Dataset items

[BEGIN]

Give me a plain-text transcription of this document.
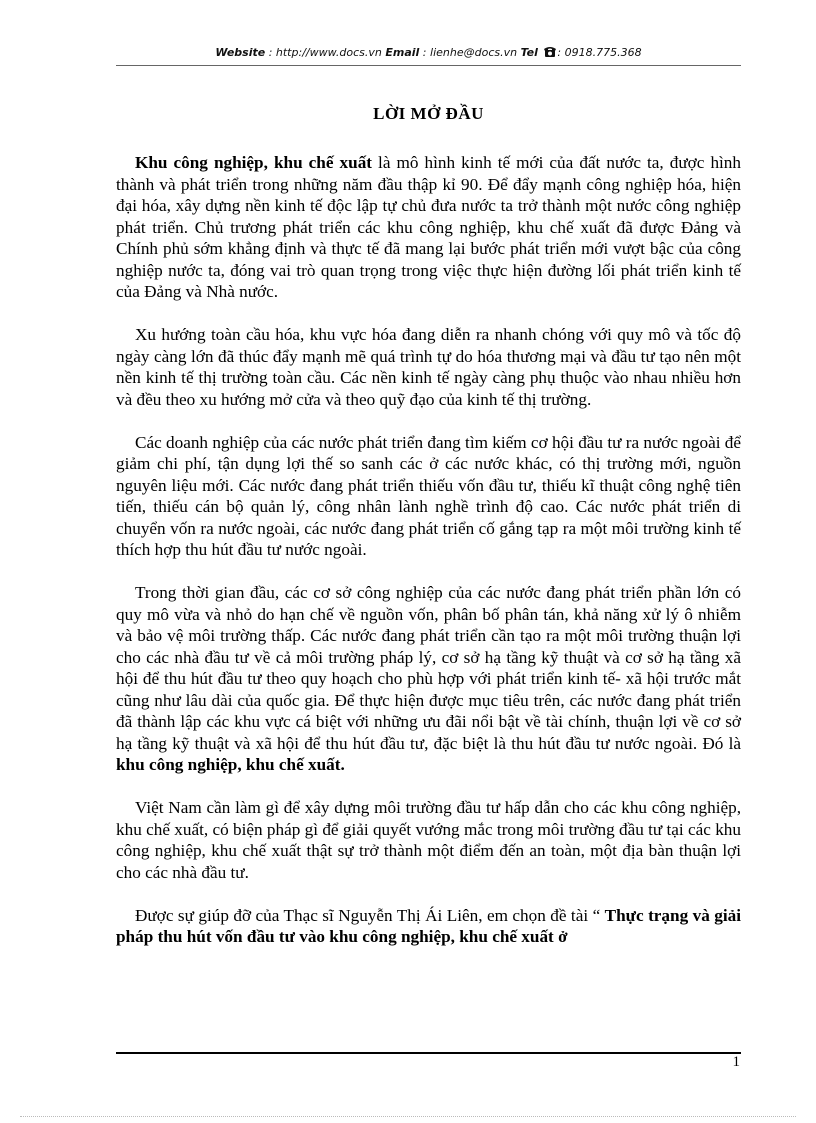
Website : http://www.docs.vn Email : lienhe@docs.vn Tel : 0918.775.368
LỜI MỞ ĐẦU

Khu công nghiệp, khu chế xuất là mô hình kinh tế mới của đất nước ta, được hình thành và phát triển trong những năm đầu thập kỉ 90. Để đẩy mạnh công nghiệp hóa, hiện đại hóa, xây dựng nền kinh tế độc lập tự chủ đưa nước ta trở thành một nước công nghiệp phát triển. Chủ trương phát triển các khu công nghiệp, khu chế xuất đã được Đảng và Chính phủ sớm khẳng định và thực tế đã mang lại bước phát triển mới vượt bậc của công nghiệp nước ta, đóng vai trò quan trọng trong việc thực hiện đường lối phát triển kinh tế của Đảng và Nhà nước.

Xu hướng toàn cầu hóa, khu vực hóa đang diễn ra nhanh chóng với quy mô và tốc độ ngày càng lớn đã thúc đẩy mạnh mẽ quá trình tự do hóa thương mại và đầu tư tạo nên một nền kinh tế thị trường toàn cầu. Các nền kinh tế ngày càng phụ thuộc vào nhau nhiều hơn và đều theo xu hướng mở cửa và theo quỹ đạo của kinh tế thị trường.

Các doanh nghiệp của các nước phát triển đang tìm kiếm cơ hội đầu tư ra nước ngoài để giảm chi phí, tận dụng lợi thế so sanh các ở các nước khác, có thị trường mới, nguồn nguyên liệu mới. Các nước đang phát triển thiếu vốn đầu tư, thiếu kĩ thuật công nghệ tiên tiến, thiếu cán bộ quản lý, công nhân lành nghề trình độ cao. Các nước phát triển di chuyển vốn ra nước ngoài, các nước đang phát triển cố gắng tạp ra một môi trường kinh tế thích hợp thu hút đầu tư nước ngoài.

Trong thời gian đầu, các cơ sở công nghiệp của các nước đang phát triển phần lớn có quy mô vừa và nhỏ do hạn chế về nguồn vốn, phân bố phân tán, khả năng xử lý ô nhiễm và bảo vệ môi trường thấp. Các nước đang phát triển cần tạo ra một môi trường thuận lợi cho các nhà đầu tư về cả môi trường pháp lý, cơ sở hạ tầng kỹ thuật và cơ sở hạ tầng xã hội để thu hút đầu tư theo quy hoạch cho phù hợp với phát triển kinh tế- xã hội trước mắt cũng như lâu dài của quốc gia. Để thực hiện được mục tiêu trên, các nước đang phát triển đã thành lập các khu vực cá biệt với những ưu đãi nổi bật về tài chính, thuận lợi về cơ sở hạ tầng kỹ thuật và xã hội để thu hút đầu tư, đặc biệt là thu hút đầu tư nước ngoài. Đó là khu công nghiệp, khu chế xuất.

Việt Nam cần làm gì để xây dựng môi trường đầu tư hấp dẫn cho các khu công nghiệp, khu chế xuất, có biện pháp gì để giải quyết vướng mắc trong môi trường đầu tư tại các khu công nghiệp, khu chế xuất thật sự trở thành một điểm đến an toàn, một địa bàn thuận lợi cho các nhà đầu tư.

Được sự giúp đỡ của Thạc sĩ Nguyễn Thị Ái Liên, em chọn đề tài “ Thực trạng và giải pháp thu hút vốn đầu tư vào khu công nghiệp, khu chế xuất ở

1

[END]

Find and copy every line in the entries above where the string "thuật" occurs.

Các doanh nghiệp của các nước phát triển đang tìm kiếm cơ hội đầu tư ra nước ngoài để giảm chi phí, tận dụng lợi thế so sanh các ở các nước khác, có thị trường mới, nguồn nguyên liệu mới. Các nước đang phát triển thiếu vốn đầu tư, thiếu kĩ thuật công nghệ tiên tiến, thiếu cán bộ quản lý, công nhân lành nghề trình độ cao. Các nước phát triển di chuyển vốn ra nước ngoài, các nước đang phát triển cố gắng tạp ra một môi trường kinh tế thích hợp thu hút đầu tư nước ngoài.
Trong thời gian đầu, các cơ sở công nghiệp của các nước đang phát triển phần lớn có quy mô vừa và nhỏ do hạn chế về nguồn vốn, phân bố phân tán, khả năng xử lý ô nhiễm và bảo vệ môi trường thấp. Các nước đang phát triển cần tạo ra một môi trường thuận lợi cho các nhà đầu tư về cả môi trường pháp lý, cơ sở hạ tầng kỹ thuật và cơ sở hạ tầng xã hội để thu hút đầu tư theo quy hoạch cho phù hợp với phát triển kinh tế- xã hội trước mắt cũng như lâu dài của quốc gia. Để thực hiện được mục tiêu trên, các nước đang phát triển đã thành lập các khu vực cá biệt với những ưu đãi nổi bật về tài chính, thuận lợi về cơ sở hạ tầng kỹ thuật và xã hội để thu hút đầu tư, đặc biệt là thu hút đầu tư nước ngoài. Đó là khu công nghiệp, khu chế xuất.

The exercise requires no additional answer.